Ejercicio breve 1:
Transcribe sin cambios los registros comprendidos entre la línea que contiene "y-tick-label: 0.006: [367, 404, 392, 415]" y la línea que contiene "y-tick-label: 8.80: [373, 74, 393, 85]", ambas incluidas.

Texto del documento:
※ ※ ※

Y sin embargo no asistimos a una verdadera guerra de religiones propiciada por el poder local, que pretende imponer el budismo como culto único; la persecución de los católicos no es en realidad fruto de ciego fanatismo. El mismo inquisidor comprende que ambas religiones, más allá de detalles rituales, en el fondo coinciden en aspectos fundamentales. Su cruel persecución del cristianismo es producto, como él mismo reconoce, de meros intereses políticos: Japón ha de rechazar el afán colonialista de las cuatro potencias occidentales ‒Portugal, España, Holanda e Inglaterra‒ que se han aproximado a ella con oscuros fines y han enviado como avanzadilla a los sacerdotes misioneros, cuya labor evangelizadora aleja a las gentes de sus tradiciones y acervo cultural. El temor del poder local es que esa religión foránea ‒que por otro lado predica la sumisión y, según la interpretación de algunas formas de pensamiento, la debilidad‒ abra la puerta a la influencia política extranjera sobre suelo japonés.
Silencio ofrece una descripción de los católicos japoneses, generalmente campesinos pobres y explotados, perseguidos, torturados ‒también mediante la crucifixión‒ e incluso asesinados por su fe, que evoca a los protomártires. Y de igual forma que encontramos analogías entre esos pobres desgraciados y los primeros y más puros cristianos, el joven sacerdote protagonista, Padre Rodrigues, significativamente negado en varias ocasiones y finalmente traicionado por el apóstata Kichjjiro, su particular Pedro y también su Judas, se identifica con el propio Cristo. Porque Silencio, si bien se inspira en un hecho histórico, se alimenta constantemente de símbolos y alegorías.

※ ※ ※

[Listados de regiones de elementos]
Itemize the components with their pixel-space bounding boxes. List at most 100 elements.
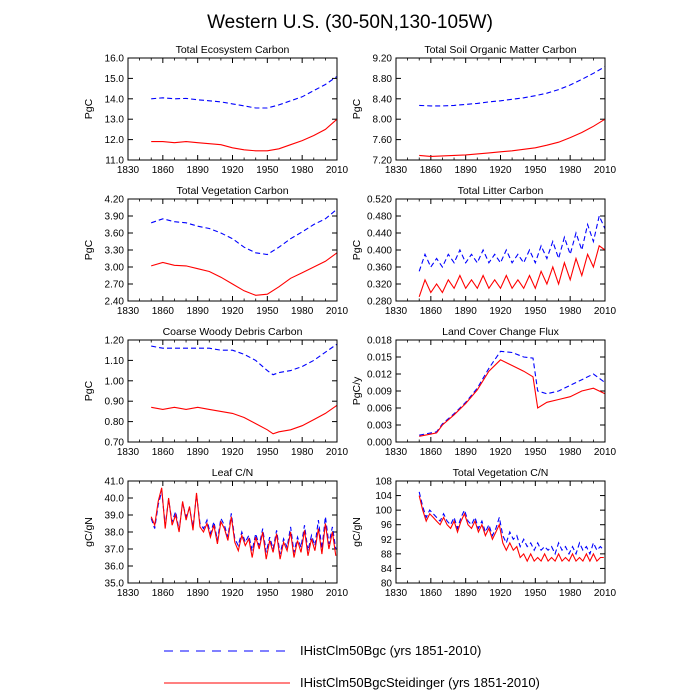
y-tick-label: 0.006: [367, 404, 392, 415]
y-tick-label: 80: [381, 579, 393, 590]
y-tick-label: 8.40: [373, 94, 393, 105]
y-tick-label: 2.40: [105, 297, 125, 308]
x-tick-label: 2010: [594, 165, 617, 176]
x-tick-label: 1920: [221, 447, 244, 458]
y-tick-label: 15.0: [105, 74, 125, 85]
y-tick-label: 1.00: [105, 376, 125, 387]
y-tick-label: 108: [375, 477, 392, 488]
y-tick-label: 7.20: [373, 156, 393, 167]
figure-title: Western U.S. (30-50N,130-105W): [207, 12, 493, 33]
series-line-0: [419, 350, 606, 436]
y-tick-label: 0.009: [367, 387, 392, 398]
x-tick-label: 1950: [524, 306, 547, 317]
x-tick-label: 1890: [455, 588, 478, 599]
y-tick-label: 0.480: [367, 212, 392, 223]
panel-title: Leaf C/N: [212, 467, 253, 479]
x-tick-label: 1860: [420, 306, 443, 317]
y-axis-label: gC/gN: [351, 517, 363, 547]
series-line-0: [151, 343, 338, 376]
y-tick-label: 84: [381, 564, 393, 575]
y-tick-label: 0.012: [367, 370, 392, 381]
x-tick-label: 1860: [420, 165, 443, 176]
x-tick-label: 1830: [117, 306, 140, 317]
y-tick-label: 7.60: [373, 135, 393, 146]
x-tick-label: 1890: [455, 165, 478, 176]
x-tick-label: 1890: [455, 447, 478, 458]
x-tick-label: 1950: [524, 165, 547, 176]
y-tick-label: 16.0: [105, 54, 125, 65]
y-tick-label: 0.440: [367, 229, 392, 240]
x-tick-label: 1950: [256, 165, 279, 176]
y-axis-label: PgC: [83, 239, 95, 260]
x-tick-label: 1860: [152, 447, 175, 458]
x-tick-label: 1860: [152, 588, 175, 599]
legend-label-0: IHistClm50Bgc (yrs 1851-2010): [300, 643, 481, 658]
x-tick-label: 1920: [221, 588, 244, 599]
y-tick-label: 88: [381, 549, 393, 560]
y-tick-label: 0.280: [367, 297, 392, 308]
panel-title: Total Litter Carbon: [458, 185, 544, 197]
plot-frame: [395, 480, 606, 584]
x-tick-label: 1920: [489, 165, 512, 176]
x-tick-label: 1860: [420, 447, 443, 458]
series-line-0: [151, 208, 338, 256]
plot-frame: [395, 339, 606, 443]
panel-title: Total Ecosystem Carbon: [176, 44, 290, 56]
panels: Total Ecosystem Carbon PgC 1830 1860 1890 192…: [83, 44, 617, 599]
x-tick-label: 1830: [385, 165, 408, 176]
legend-label-1: IHistClm50BgcSteidinger (yrs 1851-2010): [300, 675, 540, 690]
plot-frame: [127, 339, 338, 443]
y-tick-label: 8.80: [373, 74, 393, 85]
y-tick-label: 0.018: [367, 336, 392, 347]
series-line-1: [150, 487, 337, 560]
y-axis-label: PgC: [351, 239, 363, 260]
panel-title: Total Vegetation Carbon: [176, 185, 288, 197]
x-tick-label: 1920: [489, 447, 512, 458]
plot-frame: [127, 480, 338, 584]
y-tick-label: 0.80: [105, 417, 125, 428]
series-line-1: [151, 118, 338, 152]
y-tick-label: 3.00: [105, 263, 125, 274]
panel-1: Total Soil Organic Matter Carbon PgC 1830 1…: [351, 44, 617, 176]
x-tick-label: 1980: [291, 447, 314, 458]
y-tick-label: 92: [381, 535, 393, 546]
panel-2: Total Vegetation Carbon PgC 1830 1860 1890 19…: [83, 185, 349, 317]
series-line-0: [151, 75, 338, 109]
panel-0: Total Ecosystem Carbon PgC 1830 1860 1890 192…: [83, 44, 349, 176]
y-tick-label: 39.0: [105, 511, 125, 522]
series-line-1: [151, 404, 338, 435]
x-tick-label: 1950: [524, 588, 547, 599]
x-tick-label: 1890: [187, 165, 210, 176]
y-tick-label: 4.20: [105, 195, 125, 206]
x-tick-label: 1980: [291, 306, 314, 317]
y-tick-label: 13.0: [105, 115, 125, 126]
x-tick-label: 1980: [291, 588, 314, 599]
series-line-0: [418, 214, 606, 272]
series-line-1: [151, 252, 338, 296]
y-tick-label: 0.90: [105, 397, 125, 408]
panel-6: Leaf C/N gC/gN 1830 1860 1890 1920 1950 1980 201…: [83, 467, 349, 599]
panel-title: Total Vegetation C/N: [453, 467, 549, 479]
y-tick-label: 2.70: [105, 280, 125, 291]
x-tick-label: 2010: [326, 447, 349, 458]
y-tick-label: 8.00: [373, 115, 393, 126]
y-tick-label: 38.0: [105, 528, 125, 539]
y-tick-label: 104: [375, 491, 392, 502]
x-tick-label: 1950: [256, 447, 279, 458]
x-tick-label: 1950: [524, 447, 547, 458]
panel-5: Land Cover Change Flux PgC/y 1830 1860 1890 1…: [351, 326, 617, 458]
x-tick-label: 1830: [117, 165, 140, 176]
y-axis-label: PgC: [83, 98, 95, 119]
y-axis-label: PgC/y: [351, 376, 363, 405]
panel-3: Total Litter Carbon PgC 1830 1860 1890 1920 19…: [351, 185, 617, 317]
series-line-1: [419, 359, 606, 437]
x-tick-label: 1980: [559, 306, 582, 317]
y-tick-label: 9.20: [373, 54, 393, 65]
x-tick-label: 1980: [291, 165, 314, 176]
x-tick-label: 2010: [326, 588, 349, 599]
y-tick-label: 41.0: [105, 477, 125, 488]
panel-title: Coarse Woody Debris Carbon: [163, 326, 303, 338]
y-tick-label: 0.015: [367, 353, 392, 364]
x-tick-label: 2010: [326, 306, 349, 317]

※ ※ ※

Ejercicio breve 2:
Responde según el texto sobre Silencio:
(a) ¿Qué cuatro potencias occidentales se mencionan?
(b) ¿Quién traiciona finalmente al Padre Rodrigues?
(c) ¿Con quién se identifica el joven sacerdote protagonista?

Solución desarrollada 1:
y-tick-label: 0.006: [367, 404, 392, 415]
y-tick-label: 80: [381, 579, 393, 590]
y-tick-label: 8.40: [373, 94, 393, 105]
y-tick-label: 2.40: [105, 297, 125, 308]
x-tick-label: 2010: [594, 165, 617, 176]
x-tick-label: 1920: [221, 447, 244, 458]
y-tick-label: 15.0: [105, 74, 125, 85]
y-tick-label: 1.00: [105, 376, 125, 387]
y-tick-label: 108: [375, 477, 392, 488]
y-tick-label: 7.20: [373, 156, 393, 167]
figure-title: Western U.S. (30-50N,130-105W): [207, 12, 493, 33]
series-line-0: [419, 350, 606, 436]
y-tick-label: 0.009: [367, 387, 392, 398]
x-tick-label: 1950: [524, 306, 547, 317]
x-tick-label: 1890: [455, 588, 478, 599]
y-tick-label: 0.480: [367, 212, 392, 223]
panel-title: Leaf C/N: [212, 467, 253, 479]
x-tick-label: 1860: [420, 306, 443, 317]
y-axis-label: gC/gN: [351, 517, 363, 547]
series-line-0: [151, 343, 338, 376]
y-tick-label: 84: [381, 564, 393, 575]
y-tick-label: 0.012: [367, 370, 392, 381]
x-tick-label: 1860: [420, 165, 443, 176]
x-tick-label: 1830: [117, 306, 140, 317]
y-tick-label: 7.60: [373, 135, 393, 146]
x-tick-label: 1890: [455, 165, 478, 176]
x-tick-label: 1890: [455, 447, 478, 458]
x-tick-label: 1950: [524, 165, 547, 176]
y-tick-label: 16.0: [105, 54, 125, 65]
y-tick-label: 0.440: [367, 229, 392, 240]
x-tick-label: 1950: [256, 165, 279, 176]
y-axis-label: PgC: [83, 239, 95, 260]
x-tick-label: 1860: [152, 447, 175, 458]
x-tick-label: 1860: [152, 588, 175, 599]
legend-label-0: IHistClm50Bgc (yrs 1851-2010): [300, 643, 481, 658]
x-tick-label: 1920: [221, 588, 244, 599]
y-tick-label: 88: [381, 549, 393, 560]
y-tick-label: 0.280: [367, 297, 392, 308]
panel-title: Total Litter Carbon: [458, 185, 544, 197]
plot-frame: [395, 480, 606, 584]
x-tick-label: 1920: [489, 165, 512, 176]
x-tick-label: 1860: [420, 447, 443, 458]
series-line-0: [151, 208, 338, 256]
plot-frame: [395, 339, 606, 443]
panel-title: Total Ecosystem Carbon: [176, 44, 290, 56]
panels: Total Ecosystem Carbon PgC 1830 1860 1890 192…: [83, 44, 617, 599]
x-tick-label: 1830: [385, 165, 408, 176]
legend-label-1: IHistClm50BgcSteidinger (yrs 1851-2010): [300, 675, 540, 690]
plot-frame: [127, 339, 338, 443]
y-tick-label: 8.80: [373, 74, 393, 85]

Solución desarrollada 2:
(a) Portugal, España, Holanda e Inglaterra.
(b) El apóstata Kichjjiro.
(c) Con el propio Cristo.